» What is needed
Copy out, character for character, the lines of the material below from the one containing "Itemize the components" through the one containing "candle-body [373,201,377,221]", including both of those lines and nothing else.

---

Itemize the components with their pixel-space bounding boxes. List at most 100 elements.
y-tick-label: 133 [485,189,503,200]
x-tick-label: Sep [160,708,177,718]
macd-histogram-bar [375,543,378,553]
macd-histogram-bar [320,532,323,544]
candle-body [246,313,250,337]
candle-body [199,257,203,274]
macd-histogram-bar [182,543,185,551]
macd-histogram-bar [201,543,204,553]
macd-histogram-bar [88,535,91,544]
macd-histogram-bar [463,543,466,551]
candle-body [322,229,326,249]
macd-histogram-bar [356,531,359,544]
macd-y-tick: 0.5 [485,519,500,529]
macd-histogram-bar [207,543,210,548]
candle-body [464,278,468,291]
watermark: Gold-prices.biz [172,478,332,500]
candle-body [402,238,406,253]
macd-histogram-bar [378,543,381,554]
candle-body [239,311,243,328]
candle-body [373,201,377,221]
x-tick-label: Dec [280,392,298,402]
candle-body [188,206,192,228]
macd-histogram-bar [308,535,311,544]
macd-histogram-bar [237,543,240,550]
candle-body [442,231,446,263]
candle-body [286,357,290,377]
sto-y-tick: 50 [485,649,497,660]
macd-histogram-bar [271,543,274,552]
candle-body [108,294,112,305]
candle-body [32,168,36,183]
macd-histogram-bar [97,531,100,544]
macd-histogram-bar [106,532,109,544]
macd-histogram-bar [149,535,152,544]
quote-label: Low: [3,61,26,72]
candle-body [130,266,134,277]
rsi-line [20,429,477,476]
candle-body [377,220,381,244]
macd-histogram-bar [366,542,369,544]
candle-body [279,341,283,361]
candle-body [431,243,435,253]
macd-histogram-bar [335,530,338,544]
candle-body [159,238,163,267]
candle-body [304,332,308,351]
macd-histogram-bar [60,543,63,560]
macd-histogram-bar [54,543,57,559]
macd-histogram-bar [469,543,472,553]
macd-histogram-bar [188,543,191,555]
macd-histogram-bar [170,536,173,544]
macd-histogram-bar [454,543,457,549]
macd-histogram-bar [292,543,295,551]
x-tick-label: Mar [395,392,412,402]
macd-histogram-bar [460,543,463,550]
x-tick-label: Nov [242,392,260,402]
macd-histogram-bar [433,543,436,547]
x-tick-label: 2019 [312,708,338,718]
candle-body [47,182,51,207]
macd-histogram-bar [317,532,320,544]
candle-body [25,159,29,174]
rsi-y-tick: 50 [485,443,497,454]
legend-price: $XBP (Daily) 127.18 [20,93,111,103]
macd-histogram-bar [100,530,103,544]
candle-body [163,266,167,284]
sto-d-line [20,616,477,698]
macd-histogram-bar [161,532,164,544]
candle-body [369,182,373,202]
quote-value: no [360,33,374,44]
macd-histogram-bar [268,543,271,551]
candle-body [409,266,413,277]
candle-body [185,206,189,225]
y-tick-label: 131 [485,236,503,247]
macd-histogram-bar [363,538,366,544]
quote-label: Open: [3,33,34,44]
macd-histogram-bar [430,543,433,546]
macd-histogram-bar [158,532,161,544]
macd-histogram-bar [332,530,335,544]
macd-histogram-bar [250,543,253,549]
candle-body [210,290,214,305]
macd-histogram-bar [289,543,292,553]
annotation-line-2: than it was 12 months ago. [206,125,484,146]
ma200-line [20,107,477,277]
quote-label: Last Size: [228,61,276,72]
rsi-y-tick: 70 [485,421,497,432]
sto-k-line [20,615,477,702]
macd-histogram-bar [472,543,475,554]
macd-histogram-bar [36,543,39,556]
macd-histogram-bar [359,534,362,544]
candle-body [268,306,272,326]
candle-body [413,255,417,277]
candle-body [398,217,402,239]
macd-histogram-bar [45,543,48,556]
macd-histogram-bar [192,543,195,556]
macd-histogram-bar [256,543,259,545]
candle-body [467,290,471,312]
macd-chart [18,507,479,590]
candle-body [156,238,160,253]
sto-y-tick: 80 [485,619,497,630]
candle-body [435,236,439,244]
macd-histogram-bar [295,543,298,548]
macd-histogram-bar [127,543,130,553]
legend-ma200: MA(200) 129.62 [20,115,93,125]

---

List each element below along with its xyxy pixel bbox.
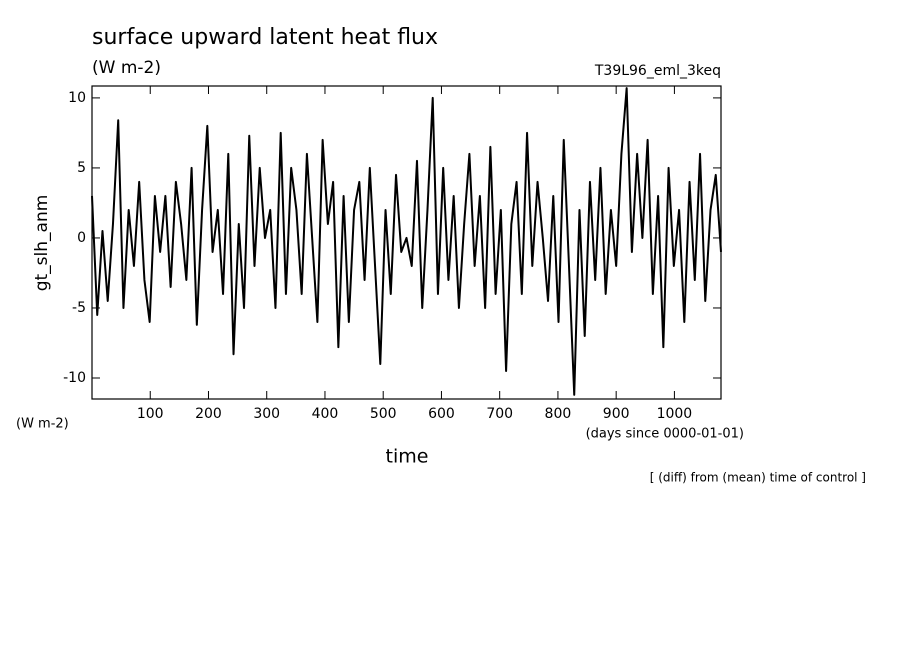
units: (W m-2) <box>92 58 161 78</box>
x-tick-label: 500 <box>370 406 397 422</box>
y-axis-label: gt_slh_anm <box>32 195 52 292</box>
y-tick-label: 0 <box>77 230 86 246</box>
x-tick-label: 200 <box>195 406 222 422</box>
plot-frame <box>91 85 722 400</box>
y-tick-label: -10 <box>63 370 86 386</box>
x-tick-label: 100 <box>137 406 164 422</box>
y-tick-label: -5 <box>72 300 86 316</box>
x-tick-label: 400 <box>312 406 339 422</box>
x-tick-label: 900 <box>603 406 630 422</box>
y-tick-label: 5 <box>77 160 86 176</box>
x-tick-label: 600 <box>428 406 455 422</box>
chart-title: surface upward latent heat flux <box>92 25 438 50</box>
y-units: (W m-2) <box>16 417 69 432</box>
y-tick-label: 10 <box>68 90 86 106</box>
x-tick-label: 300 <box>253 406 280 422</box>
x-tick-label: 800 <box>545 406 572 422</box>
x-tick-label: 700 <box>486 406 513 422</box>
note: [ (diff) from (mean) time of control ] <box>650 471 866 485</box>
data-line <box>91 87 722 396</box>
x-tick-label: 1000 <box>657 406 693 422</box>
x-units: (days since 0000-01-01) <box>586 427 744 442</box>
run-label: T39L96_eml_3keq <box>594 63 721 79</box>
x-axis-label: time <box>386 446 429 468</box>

---

» Final answer
Itemize the components with their pixel-space bounding boxes. List at most 100 elements.
y-tick-label: 133 [485,189,503,200]
x-tick-label: Sep [160,708,177,718]
macd-histogram-bar [375,543,378,553]
macd-histogram-bar [320,532,323,544]
candle-body [246,313,250,337]
candle-body [199,257,203,274]
macd-histogram-bar [182,543,185,551]
macd-histogram-bar [201,543,204,553]
macd-histogram-bar [88,535,91,544]
macd-histogram-bar [463,543,466,551]
candle-body [322,229,326,249]
macd-histogram-bar [356,531,359,544]
macd-y-tick: 0.5 [485,519,500,529]
macd-histogram-bar [207,543,210,548]
candle-body [464,278,468,291]
watermark: Gold-prices.biz [172,478,332,500]
candle-body [402,238,406,253]
macd-histogram-bar [378,543,381,554]
candle-body [239,311,243,328]
candle-body [373,201,377,221]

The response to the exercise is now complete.